**STATED PROBLEM:** Would you pull out every line of the material that contains the string "this"?

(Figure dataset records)
-----

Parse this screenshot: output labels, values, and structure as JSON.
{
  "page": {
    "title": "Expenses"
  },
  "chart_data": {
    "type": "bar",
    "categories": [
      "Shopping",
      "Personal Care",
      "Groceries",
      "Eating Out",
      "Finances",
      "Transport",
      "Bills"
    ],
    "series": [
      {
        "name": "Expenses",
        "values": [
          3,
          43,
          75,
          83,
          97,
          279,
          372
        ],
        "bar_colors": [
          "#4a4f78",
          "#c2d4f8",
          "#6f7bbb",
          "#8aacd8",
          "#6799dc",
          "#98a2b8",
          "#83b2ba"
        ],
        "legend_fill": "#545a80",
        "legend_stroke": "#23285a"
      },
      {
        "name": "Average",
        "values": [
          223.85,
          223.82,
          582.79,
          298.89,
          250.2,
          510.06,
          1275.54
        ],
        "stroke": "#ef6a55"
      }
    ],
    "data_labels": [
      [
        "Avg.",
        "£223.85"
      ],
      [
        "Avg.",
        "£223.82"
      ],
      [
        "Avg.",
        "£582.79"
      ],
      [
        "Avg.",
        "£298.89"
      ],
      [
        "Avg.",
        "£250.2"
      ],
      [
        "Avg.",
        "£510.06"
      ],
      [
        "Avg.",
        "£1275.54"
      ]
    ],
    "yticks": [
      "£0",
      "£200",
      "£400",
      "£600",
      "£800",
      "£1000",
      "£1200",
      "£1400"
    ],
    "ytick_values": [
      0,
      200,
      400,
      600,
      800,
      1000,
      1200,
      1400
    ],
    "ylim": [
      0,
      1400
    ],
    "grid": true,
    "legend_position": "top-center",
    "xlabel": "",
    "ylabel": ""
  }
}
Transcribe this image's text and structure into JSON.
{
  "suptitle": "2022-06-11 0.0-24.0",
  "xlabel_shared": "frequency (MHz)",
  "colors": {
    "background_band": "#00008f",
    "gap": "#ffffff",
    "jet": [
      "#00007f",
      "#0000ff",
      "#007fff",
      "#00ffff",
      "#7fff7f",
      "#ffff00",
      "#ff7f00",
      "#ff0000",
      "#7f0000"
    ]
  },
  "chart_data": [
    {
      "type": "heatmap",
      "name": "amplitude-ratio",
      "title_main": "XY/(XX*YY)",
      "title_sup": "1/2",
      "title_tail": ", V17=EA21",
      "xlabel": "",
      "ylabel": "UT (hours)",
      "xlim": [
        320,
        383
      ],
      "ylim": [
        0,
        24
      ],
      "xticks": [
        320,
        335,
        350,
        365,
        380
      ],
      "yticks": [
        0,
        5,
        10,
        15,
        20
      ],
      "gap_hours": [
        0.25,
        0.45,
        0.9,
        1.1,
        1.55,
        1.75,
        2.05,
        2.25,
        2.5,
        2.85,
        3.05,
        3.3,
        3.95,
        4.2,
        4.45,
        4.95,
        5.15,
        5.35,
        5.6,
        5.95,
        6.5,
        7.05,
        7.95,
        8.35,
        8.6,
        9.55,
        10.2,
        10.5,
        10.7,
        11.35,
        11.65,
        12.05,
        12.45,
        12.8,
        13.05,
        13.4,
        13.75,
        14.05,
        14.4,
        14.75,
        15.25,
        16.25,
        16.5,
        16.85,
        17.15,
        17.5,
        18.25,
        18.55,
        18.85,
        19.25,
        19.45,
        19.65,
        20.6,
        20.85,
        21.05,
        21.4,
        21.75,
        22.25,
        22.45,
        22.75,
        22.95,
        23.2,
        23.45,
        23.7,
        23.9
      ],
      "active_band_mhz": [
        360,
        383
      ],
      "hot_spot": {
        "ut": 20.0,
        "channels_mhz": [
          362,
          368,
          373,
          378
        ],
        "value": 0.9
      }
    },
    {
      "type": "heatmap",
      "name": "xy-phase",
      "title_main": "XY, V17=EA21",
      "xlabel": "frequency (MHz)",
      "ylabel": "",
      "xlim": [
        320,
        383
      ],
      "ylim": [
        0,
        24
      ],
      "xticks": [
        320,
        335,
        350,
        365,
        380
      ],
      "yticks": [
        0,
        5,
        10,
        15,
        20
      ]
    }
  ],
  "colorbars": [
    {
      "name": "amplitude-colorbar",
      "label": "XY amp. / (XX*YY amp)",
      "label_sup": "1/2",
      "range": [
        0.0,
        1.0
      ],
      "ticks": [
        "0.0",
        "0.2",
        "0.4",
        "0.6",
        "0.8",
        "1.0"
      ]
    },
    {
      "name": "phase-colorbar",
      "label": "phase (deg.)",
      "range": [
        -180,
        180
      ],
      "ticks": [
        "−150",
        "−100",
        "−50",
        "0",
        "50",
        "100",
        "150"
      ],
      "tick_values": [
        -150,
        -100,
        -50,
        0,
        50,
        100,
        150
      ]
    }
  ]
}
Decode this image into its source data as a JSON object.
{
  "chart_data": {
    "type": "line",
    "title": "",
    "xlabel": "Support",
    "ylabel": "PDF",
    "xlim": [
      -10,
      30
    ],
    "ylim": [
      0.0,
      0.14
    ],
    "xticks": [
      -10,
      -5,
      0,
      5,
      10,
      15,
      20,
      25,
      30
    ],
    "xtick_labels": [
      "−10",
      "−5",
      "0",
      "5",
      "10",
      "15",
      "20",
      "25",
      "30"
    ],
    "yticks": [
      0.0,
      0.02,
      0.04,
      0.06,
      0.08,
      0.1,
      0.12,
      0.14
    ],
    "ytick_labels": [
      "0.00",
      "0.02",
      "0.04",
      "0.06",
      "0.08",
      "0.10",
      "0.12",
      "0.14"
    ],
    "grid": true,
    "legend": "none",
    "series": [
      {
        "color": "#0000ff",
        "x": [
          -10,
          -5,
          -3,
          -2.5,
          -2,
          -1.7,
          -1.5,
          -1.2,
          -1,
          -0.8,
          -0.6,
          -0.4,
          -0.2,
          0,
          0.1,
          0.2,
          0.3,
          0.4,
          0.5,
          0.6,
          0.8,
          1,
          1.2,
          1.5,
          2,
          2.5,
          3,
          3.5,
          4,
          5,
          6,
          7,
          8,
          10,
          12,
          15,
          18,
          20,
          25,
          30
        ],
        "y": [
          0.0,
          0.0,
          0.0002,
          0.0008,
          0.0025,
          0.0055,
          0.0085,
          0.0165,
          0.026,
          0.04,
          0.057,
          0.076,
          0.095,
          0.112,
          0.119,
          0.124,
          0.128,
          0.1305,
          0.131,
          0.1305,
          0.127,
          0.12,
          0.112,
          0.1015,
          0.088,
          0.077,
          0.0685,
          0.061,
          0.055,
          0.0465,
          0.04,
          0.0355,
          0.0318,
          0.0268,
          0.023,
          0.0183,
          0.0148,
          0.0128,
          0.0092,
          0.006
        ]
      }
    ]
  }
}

-----

**THE ANSWER:**
Parse this screenshot: output labels, values, and structure as JSON.
Transcribe this image's text and structure into JSON.
Decode this image into its source data as a JSON object.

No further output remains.